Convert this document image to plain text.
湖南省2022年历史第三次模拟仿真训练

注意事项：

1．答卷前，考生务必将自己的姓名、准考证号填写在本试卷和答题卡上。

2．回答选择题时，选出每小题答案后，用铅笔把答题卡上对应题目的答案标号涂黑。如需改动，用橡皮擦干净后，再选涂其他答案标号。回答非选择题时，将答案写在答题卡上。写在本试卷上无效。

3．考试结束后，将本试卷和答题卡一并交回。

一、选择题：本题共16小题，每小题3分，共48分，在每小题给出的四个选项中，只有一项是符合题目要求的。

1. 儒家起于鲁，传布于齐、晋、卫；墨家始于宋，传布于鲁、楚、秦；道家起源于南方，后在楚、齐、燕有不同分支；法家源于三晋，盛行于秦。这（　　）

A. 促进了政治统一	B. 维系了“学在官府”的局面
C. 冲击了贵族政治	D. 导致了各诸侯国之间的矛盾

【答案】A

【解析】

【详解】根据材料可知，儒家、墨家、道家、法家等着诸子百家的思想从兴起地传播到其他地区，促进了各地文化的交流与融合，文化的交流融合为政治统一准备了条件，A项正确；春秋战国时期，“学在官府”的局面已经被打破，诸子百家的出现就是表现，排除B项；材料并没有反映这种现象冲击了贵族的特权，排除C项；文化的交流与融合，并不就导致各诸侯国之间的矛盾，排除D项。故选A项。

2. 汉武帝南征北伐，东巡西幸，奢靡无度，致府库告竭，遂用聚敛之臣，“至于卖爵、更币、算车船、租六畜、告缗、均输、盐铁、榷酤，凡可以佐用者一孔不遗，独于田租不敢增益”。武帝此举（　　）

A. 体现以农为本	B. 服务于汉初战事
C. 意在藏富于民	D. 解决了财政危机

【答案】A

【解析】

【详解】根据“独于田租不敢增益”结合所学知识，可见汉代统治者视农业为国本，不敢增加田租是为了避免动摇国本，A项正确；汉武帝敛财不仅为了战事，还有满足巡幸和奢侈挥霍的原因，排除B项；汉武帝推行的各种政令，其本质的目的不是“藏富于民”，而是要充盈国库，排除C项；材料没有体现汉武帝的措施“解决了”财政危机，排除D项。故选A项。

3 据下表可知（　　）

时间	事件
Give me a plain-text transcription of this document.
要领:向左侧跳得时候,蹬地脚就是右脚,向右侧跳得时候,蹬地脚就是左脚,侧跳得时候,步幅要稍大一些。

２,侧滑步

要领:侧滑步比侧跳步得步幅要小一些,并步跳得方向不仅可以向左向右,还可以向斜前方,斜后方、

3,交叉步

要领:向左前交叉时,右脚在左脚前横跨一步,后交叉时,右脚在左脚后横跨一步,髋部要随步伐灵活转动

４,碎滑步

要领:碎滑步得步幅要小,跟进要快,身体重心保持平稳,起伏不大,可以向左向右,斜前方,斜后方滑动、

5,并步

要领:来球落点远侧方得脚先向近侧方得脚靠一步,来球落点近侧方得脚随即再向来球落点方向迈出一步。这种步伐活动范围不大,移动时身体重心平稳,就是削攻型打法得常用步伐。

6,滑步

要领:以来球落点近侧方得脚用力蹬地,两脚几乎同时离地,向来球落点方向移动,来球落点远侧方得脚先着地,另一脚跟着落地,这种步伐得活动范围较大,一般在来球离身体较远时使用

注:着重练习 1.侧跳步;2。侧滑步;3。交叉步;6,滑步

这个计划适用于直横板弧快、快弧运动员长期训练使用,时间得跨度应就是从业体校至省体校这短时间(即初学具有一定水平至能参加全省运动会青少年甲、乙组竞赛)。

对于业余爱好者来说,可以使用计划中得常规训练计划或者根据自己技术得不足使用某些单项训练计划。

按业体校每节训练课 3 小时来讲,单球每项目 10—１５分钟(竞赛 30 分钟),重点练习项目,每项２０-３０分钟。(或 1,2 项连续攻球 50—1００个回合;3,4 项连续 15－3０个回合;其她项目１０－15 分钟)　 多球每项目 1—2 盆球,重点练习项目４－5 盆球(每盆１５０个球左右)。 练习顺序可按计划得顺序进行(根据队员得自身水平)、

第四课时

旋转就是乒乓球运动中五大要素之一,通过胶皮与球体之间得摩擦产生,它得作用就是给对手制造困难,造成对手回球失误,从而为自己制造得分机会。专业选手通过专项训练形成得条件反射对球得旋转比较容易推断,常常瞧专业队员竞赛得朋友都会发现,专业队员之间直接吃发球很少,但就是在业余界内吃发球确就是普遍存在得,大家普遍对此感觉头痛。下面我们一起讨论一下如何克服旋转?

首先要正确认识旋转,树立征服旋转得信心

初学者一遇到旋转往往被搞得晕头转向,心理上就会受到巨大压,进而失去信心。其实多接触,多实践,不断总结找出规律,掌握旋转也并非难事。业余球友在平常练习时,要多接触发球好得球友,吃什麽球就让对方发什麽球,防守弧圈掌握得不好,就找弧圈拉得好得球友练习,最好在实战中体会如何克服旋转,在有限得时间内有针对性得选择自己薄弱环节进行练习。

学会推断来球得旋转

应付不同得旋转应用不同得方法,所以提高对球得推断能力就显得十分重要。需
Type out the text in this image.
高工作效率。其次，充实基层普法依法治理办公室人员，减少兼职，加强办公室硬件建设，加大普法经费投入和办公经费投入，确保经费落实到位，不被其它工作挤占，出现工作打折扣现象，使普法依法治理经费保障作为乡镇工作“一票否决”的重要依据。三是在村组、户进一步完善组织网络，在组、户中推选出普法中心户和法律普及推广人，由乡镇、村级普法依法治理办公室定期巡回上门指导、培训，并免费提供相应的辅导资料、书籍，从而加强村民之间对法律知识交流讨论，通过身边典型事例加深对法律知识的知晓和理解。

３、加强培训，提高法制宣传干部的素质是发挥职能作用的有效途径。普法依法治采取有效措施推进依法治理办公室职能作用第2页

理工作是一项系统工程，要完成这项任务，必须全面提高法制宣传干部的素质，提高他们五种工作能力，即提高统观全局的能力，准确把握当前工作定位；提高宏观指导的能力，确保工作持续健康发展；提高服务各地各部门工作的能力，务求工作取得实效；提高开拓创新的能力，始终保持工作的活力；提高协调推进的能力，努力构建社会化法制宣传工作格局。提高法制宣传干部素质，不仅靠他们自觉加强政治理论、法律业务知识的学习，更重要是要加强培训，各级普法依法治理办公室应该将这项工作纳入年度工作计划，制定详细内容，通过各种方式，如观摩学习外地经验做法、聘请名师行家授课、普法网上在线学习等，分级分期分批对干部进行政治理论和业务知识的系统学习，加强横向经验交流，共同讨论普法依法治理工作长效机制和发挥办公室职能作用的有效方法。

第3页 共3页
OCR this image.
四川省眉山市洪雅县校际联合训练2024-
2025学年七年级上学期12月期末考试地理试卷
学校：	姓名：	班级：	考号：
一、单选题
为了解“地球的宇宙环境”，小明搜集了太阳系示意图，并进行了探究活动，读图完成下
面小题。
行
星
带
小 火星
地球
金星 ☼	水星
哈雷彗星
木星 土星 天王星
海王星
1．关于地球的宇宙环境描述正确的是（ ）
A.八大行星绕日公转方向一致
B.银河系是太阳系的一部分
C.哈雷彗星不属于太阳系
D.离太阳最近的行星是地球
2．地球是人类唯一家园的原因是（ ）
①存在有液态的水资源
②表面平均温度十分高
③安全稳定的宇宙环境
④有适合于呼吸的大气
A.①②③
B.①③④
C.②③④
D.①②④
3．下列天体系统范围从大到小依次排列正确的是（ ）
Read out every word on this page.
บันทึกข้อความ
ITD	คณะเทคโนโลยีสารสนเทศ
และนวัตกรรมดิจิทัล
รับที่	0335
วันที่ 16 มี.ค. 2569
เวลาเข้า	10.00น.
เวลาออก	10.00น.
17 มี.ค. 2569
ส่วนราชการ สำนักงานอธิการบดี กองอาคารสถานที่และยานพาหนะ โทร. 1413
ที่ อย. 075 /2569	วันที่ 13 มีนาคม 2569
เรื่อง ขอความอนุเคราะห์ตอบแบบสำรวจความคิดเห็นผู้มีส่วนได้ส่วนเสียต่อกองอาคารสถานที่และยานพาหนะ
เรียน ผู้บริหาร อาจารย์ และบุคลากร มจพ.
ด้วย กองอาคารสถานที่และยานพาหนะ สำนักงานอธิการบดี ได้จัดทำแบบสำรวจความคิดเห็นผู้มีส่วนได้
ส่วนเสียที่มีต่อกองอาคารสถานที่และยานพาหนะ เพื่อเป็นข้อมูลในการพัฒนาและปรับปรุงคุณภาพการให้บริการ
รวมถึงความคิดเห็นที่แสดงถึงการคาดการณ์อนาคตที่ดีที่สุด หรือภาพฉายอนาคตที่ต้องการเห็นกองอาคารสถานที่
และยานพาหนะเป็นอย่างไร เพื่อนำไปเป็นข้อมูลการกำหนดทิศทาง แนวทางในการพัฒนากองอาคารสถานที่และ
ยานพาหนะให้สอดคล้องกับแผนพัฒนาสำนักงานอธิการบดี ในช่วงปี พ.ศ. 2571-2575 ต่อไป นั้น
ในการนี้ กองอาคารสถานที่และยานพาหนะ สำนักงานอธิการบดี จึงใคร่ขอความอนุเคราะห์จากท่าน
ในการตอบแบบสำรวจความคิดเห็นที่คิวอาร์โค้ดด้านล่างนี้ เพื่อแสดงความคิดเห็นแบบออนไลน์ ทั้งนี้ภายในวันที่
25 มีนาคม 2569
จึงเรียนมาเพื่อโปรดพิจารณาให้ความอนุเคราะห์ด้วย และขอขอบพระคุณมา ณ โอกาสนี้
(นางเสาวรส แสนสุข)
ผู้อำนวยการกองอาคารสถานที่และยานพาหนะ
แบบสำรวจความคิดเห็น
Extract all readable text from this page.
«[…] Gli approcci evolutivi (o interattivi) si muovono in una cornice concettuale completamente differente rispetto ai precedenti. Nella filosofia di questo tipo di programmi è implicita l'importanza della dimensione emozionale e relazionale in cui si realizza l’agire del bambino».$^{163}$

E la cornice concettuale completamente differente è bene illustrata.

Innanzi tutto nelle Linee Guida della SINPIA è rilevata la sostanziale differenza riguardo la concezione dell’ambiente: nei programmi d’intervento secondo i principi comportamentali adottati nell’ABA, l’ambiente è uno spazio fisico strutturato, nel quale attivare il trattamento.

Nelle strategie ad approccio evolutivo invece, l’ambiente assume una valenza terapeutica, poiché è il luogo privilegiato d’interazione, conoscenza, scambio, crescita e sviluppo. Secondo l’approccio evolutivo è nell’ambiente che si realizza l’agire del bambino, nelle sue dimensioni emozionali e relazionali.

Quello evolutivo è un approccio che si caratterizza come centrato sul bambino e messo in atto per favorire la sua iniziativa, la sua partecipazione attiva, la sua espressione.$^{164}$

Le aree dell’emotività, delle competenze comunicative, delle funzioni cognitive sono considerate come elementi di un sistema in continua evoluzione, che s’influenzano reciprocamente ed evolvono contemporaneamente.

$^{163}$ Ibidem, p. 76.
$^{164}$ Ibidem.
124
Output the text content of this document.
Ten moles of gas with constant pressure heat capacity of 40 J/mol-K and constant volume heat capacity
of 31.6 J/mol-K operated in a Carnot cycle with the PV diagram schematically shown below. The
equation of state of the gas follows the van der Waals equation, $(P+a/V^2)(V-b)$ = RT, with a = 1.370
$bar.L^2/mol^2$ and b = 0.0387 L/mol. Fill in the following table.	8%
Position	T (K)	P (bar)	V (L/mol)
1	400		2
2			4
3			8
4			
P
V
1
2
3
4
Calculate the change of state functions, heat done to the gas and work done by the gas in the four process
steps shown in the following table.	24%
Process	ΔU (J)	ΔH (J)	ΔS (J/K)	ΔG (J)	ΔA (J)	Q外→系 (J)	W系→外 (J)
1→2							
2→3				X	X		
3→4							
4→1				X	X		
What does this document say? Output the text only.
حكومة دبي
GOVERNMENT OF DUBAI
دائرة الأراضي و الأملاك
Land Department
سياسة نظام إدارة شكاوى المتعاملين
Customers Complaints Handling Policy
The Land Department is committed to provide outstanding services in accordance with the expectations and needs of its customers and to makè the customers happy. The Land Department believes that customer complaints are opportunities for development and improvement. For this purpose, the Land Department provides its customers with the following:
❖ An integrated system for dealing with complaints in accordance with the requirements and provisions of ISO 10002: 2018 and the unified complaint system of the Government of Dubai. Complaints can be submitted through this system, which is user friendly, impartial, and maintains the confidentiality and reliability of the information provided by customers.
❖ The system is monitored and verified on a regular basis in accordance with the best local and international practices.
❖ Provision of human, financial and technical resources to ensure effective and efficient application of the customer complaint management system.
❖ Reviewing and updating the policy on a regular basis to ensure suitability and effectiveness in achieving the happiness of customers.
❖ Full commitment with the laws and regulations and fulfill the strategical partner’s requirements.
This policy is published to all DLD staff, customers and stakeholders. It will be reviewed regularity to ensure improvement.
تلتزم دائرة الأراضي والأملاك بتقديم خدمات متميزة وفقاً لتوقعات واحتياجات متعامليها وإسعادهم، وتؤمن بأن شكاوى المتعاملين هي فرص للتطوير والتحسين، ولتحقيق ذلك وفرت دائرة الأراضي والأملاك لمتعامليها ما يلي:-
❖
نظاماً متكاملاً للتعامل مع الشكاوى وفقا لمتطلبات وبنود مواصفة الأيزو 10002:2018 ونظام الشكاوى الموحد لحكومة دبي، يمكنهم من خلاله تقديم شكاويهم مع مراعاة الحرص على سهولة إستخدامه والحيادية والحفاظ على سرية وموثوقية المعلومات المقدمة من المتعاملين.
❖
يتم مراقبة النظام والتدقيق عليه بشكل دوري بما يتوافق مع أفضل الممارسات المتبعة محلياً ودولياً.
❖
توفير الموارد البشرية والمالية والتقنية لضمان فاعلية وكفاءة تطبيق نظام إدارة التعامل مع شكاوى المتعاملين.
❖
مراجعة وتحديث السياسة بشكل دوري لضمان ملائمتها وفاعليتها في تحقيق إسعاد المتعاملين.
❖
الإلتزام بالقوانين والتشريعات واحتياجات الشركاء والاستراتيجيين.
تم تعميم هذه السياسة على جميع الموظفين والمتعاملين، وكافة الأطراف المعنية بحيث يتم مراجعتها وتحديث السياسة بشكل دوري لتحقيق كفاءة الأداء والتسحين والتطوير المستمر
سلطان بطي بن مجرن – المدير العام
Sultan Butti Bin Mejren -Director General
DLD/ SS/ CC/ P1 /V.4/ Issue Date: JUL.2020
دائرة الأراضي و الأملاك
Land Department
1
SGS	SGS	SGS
━━━━━━━━
Given instruction: Copy all lines from the data that hold the word "นาคม".

Exercise solution:
ที่ อย. 075 /2569	วันที่ 13 มีนาคม 2569
25 มีนาคม 2569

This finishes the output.